Prompt.
Look for "School" in the listing below. Gather each line that contains it.

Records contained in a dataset
──────

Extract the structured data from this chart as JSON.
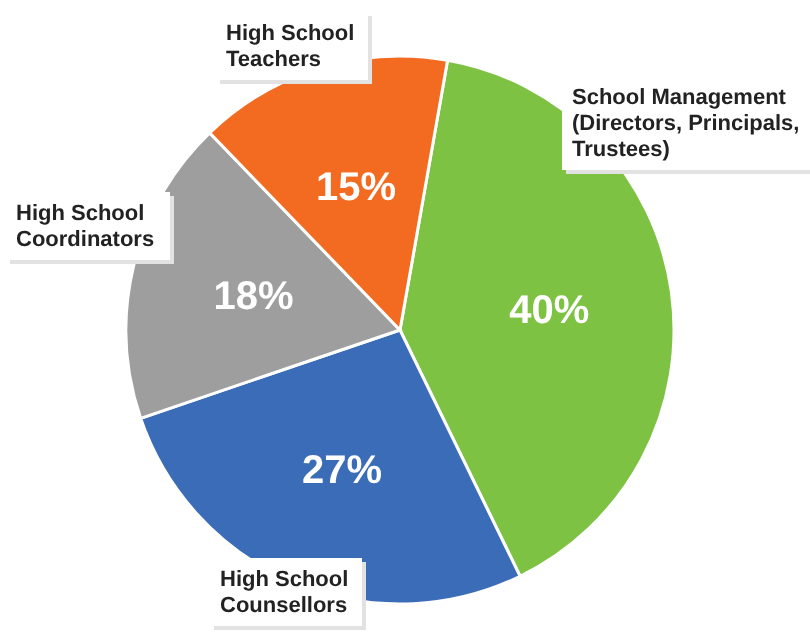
{
  "chart_data": {
    "type": "pie",
    "categories": [
      "School Management (Directors, Principals, Trustees)",
      "High School Counsellors",
      "High School Coordinators",
      "High School Teachers"
    ],
    "values": [
      40,
      27,
      18,
      15
    ],
    "colors": [
      "#7dc243",
      "#3b6cb7",
      "#9e9e9e",
      "#f26b21"
    ],
    "value_labels": [
      "40%",
      "27%",
      "18%",
      "15%"
    ]
  }
}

──────

Output for this exercise.
      "School Management (Directors, Principals, Trustees)",
      "High School Counsellors",
      "High School Coordinators",
      "High School Teachers"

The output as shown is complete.